▶ [PROBLEM TO SOLVE]
Work out how many lines in the listing below include the word "entropy"; answer with the number alone.

▶ [EXTRACTED MATERIAL]
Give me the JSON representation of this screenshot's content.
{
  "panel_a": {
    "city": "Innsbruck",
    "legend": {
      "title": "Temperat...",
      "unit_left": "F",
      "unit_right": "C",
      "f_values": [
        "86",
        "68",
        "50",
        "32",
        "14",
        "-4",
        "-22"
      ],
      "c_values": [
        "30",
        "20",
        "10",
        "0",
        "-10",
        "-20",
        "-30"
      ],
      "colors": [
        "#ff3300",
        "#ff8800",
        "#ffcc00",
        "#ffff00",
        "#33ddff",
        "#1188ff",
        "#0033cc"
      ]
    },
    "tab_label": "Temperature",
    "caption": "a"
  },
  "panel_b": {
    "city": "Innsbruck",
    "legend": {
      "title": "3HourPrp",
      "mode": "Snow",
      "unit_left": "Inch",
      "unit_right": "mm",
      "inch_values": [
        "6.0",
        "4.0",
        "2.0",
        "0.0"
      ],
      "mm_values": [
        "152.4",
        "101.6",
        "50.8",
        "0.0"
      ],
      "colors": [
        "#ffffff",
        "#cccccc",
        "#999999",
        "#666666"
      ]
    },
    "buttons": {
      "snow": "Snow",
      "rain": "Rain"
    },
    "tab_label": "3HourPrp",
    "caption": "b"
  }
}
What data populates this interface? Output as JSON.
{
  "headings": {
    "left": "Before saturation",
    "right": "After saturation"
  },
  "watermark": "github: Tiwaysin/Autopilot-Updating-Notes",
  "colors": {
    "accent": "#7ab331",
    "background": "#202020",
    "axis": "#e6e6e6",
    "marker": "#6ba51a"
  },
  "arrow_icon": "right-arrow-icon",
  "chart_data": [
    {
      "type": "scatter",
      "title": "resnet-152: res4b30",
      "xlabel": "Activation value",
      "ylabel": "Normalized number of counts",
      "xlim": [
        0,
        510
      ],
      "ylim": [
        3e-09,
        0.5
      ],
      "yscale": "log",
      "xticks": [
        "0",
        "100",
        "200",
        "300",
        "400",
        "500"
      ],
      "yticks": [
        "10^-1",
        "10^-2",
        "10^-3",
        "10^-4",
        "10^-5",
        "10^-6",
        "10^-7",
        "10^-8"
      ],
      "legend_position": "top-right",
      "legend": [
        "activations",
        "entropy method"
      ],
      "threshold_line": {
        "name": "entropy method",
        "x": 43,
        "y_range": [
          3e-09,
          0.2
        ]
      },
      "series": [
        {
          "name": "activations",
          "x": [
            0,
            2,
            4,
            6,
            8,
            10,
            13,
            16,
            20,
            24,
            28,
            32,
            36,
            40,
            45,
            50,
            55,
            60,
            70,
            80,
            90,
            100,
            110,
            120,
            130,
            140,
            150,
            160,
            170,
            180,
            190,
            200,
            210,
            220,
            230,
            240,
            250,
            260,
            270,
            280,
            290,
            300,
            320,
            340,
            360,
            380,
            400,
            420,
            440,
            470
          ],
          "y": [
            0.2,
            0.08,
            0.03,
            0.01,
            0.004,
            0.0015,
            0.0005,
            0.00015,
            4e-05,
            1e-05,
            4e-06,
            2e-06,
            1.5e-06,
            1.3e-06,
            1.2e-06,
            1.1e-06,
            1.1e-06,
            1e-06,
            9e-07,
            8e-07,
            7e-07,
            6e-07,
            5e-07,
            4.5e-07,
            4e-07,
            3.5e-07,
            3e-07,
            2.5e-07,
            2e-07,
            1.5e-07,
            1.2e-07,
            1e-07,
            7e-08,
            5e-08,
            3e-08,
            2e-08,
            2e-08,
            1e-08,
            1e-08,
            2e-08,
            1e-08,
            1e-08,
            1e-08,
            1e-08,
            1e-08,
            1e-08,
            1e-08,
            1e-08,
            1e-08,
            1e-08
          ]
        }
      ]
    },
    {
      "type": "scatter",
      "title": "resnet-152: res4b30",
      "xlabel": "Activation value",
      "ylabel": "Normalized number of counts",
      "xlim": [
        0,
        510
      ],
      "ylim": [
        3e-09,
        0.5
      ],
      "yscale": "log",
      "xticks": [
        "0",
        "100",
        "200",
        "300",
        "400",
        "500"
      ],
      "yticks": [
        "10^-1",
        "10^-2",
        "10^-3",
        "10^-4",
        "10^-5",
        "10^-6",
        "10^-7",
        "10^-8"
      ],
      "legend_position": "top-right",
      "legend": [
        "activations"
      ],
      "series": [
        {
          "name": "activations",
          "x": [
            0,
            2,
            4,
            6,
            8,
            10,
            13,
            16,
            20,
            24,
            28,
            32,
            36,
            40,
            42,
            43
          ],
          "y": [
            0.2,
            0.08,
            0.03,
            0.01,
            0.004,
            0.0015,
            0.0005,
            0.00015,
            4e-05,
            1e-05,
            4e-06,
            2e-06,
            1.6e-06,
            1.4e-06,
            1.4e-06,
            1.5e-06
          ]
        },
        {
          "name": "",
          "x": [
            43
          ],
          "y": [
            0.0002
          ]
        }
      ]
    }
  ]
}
==
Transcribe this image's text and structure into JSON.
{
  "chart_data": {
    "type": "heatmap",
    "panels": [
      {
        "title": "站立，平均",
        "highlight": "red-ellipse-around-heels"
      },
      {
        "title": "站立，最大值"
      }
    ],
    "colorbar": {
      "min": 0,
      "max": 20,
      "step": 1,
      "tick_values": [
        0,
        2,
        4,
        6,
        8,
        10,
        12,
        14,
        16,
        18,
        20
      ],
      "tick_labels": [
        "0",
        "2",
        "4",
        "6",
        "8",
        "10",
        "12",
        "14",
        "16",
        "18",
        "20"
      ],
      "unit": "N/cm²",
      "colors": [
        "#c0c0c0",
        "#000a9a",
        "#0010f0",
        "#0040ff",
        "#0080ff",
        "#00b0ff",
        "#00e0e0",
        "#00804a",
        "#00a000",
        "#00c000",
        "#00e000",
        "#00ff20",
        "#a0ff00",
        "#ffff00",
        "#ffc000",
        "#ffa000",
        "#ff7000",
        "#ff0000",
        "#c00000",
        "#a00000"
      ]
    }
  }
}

▶ [THE REPLY]
2